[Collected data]
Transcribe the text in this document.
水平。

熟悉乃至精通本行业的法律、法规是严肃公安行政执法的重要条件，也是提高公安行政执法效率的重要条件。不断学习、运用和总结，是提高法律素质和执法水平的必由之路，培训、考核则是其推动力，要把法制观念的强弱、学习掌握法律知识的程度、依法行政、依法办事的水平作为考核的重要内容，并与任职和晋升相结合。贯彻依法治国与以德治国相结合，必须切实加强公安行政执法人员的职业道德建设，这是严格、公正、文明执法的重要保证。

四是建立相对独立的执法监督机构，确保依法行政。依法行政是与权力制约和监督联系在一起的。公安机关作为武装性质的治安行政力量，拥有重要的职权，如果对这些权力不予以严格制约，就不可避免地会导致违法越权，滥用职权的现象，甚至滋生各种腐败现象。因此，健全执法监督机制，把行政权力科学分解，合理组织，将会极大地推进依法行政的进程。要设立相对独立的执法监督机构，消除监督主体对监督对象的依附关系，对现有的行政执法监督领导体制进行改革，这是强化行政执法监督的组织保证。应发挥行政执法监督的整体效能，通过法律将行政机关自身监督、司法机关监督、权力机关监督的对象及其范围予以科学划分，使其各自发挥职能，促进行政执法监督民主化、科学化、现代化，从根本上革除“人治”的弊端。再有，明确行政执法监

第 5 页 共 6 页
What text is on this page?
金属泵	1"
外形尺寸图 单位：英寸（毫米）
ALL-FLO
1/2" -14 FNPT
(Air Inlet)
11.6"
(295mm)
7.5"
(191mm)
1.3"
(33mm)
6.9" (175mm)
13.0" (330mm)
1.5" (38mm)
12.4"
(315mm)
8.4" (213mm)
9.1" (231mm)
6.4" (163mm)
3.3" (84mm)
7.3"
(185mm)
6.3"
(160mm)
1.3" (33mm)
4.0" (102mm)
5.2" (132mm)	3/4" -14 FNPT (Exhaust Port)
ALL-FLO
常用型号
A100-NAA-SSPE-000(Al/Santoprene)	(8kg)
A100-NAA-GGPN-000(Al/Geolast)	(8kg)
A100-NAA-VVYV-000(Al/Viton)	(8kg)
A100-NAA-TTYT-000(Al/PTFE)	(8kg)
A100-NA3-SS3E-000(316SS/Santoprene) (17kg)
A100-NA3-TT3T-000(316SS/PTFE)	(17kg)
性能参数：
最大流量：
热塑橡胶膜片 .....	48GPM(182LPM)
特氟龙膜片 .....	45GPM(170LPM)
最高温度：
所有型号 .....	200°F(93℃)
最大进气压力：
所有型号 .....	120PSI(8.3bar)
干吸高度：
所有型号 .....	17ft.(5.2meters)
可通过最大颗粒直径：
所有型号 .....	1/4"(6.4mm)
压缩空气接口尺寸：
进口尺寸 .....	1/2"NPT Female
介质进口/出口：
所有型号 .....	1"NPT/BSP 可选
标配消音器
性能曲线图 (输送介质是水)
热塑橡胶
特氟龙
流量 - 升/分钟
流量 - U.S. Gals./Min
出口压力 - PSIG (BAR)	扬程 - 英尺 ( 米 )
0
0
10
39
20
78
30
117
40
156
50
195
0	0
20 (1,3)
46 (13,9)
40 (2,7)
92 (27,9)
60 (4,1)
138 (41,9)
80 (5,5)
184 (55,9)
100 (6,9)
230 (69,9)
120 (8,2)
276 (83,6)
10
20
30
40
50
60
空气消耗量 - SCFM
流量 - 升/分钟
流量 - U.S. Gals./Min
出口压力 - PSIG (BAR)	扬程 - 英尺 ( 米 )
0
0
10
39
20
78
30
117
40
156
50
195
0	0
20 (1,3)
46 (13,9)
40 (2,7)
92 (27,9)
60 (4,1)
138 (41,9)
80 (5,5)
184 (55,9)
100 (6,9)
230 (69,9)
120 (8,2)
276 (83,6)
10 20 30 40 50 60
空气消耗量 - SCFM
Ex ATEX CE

**TASK PROMPT**
Every line above should be printed again exactly as it stands.

**RESPONSE**
Transcribe the text in this document.
水平。

熟悉乃至精通本行业的法律、法规是严肃公安行政执法的重要条件，也是提高公安行政执法效率的重要条件。不断学习、运用和总结，是提高法律素质和执法水平的必由之路，培训、考核则是其推动力，要把法制观念的强弱、学习掌握法律知识的程度、依法行政、依法办事的水平作为考核的重要内容，并与任职和晋升相结合。贯彻依法治国与以德治国相结合，必须切实加强公安行政执法人员的职业道德建设，这是严格、公正、文明执法的重要保证。

四是建立相对独立的执法监督机构，确保依法行政。依法行政是与权力制约和监督联系在一起的。公安机关作为武装性质的治安行政力量，拥有重要的职权，如果对这些权力不予以严格制约，就不可避免地会导致违法越权，滥用职权的现象，甚至滋生各种腐败现象。因此，健全执法监督机制，把行政权力科学分解，合理组织，将会极大地推进依法行政的进程。要设立相对独立的执法监督机构，消除监督主体对监督对象的依附关系，对现有的行政执法监督领导体制进行改革，这是强化行政执法监督的组织保证。应发挥行政执法监督的整体效能，通过法律将行政机关自身监督、司法机关监督、权力机关监督的对象及其范围予以科学划分，使其各自发挥职能，促进行政执法监督民主化、科学化、现代化，从根本上革除“人治”的弊端。再有，明确行政执法监

第 5 页 共 6 页
What text is on this page?
金属泵	1"
外形尺寸图 单位：英寸（毫米）
ALL-FLO
1/2" -14 FNPT
(Air Inlet)
11.6"
(295mm)
7.5"
(191mm)
1.3"
(33mm)
6.9" (175mm)
13.0" (330mm)
1.5" (38mm)
12.4"
(315mm)
8.4" (213mm)
9.1" (231mm)
6.4" (163mm)
3.3" (84mm)
7.3"
(185mm)
6.3"
(160mm)
1.3" (33mm)
4.0" (102mm)
5.2" (132mm)	3/4" -14 FNPT (Exhaust Port)
ALL-FLO
常用型号
A100-NAA-SSPE-000(Al/Santoprene)	(8kg)
A100-NAA-GGPN-000(Al/Geolast)	(8kg)
A100-NAA-VVYV-000(Al/Viton)	(8kg)
A100-NAA-TTYT-000(Al/PTFE)	(8kg)
A100-NA3-SS3E-000(316SS/Santoprene) (17kg)
A100-NA3-TT3T-000(316SS/PTFE)	(17kg)
性能参数：
最大流量：
热塑橡胶膜片 .....	48GPM(182LPM)
特氟龙膜片 .....	45GPM(170LPM)
最高温度：
所有型号 .....	200°F(93℃)
最大进气压力：
所有型号 .....	120PSI(8.3bar)
干吸高度：
所有型号 .....	17ft.(5.2meters)
可通过最大颗粒直径：
所有型号 .....	1/4"(6.4mm)
压缩空气接口尺寸：
进口尺寸 .....	1/2"NPT Female
介质进口/出口：
所有型号 .....	1"NPT/BSP 可选
标配消音器
性能曲线图 (输送介质是水)
热塑橡胶
特氟龙
流量 - 升/分钟
流量 - U.S. Gals./Min
出口压力 - PSIG (BAR)	扬程 - 英尺 ( 米 )
0
0
10
39
20
78
30
117
40
156
50
195
0	0
20 (1,3)
46 (13,9)
40 (2,7)
92 (27,9)
60 (4,1)
138 (41,9)
80 (5,5)
184 (55,9)
100 (6,9)
230 (69,9)
120 (8,2)
276 (83,6)
10
20
30
40
50
60
空气消耗量 - SCFM
流量 - 升/分钟
流量 - U.S. Gals./Min
出口压力 - PSIG (BAR)	扬程 - 英尺 ( 米 )
0
0
10
39
20
78
30
117
40
156
50
195
0	0
20 (1,3)
46 (13,9)
40 (2,7)
92 (27,9)
60 (4,1)
138 (41,9)
80 (5,5)
184 (55,9)
100 (6,9)
230 (69,9)
120 (8,2)
276 (83,6)
10 20 30 40 50 60
空气消耗量 - SCFM
Ex ATEX CE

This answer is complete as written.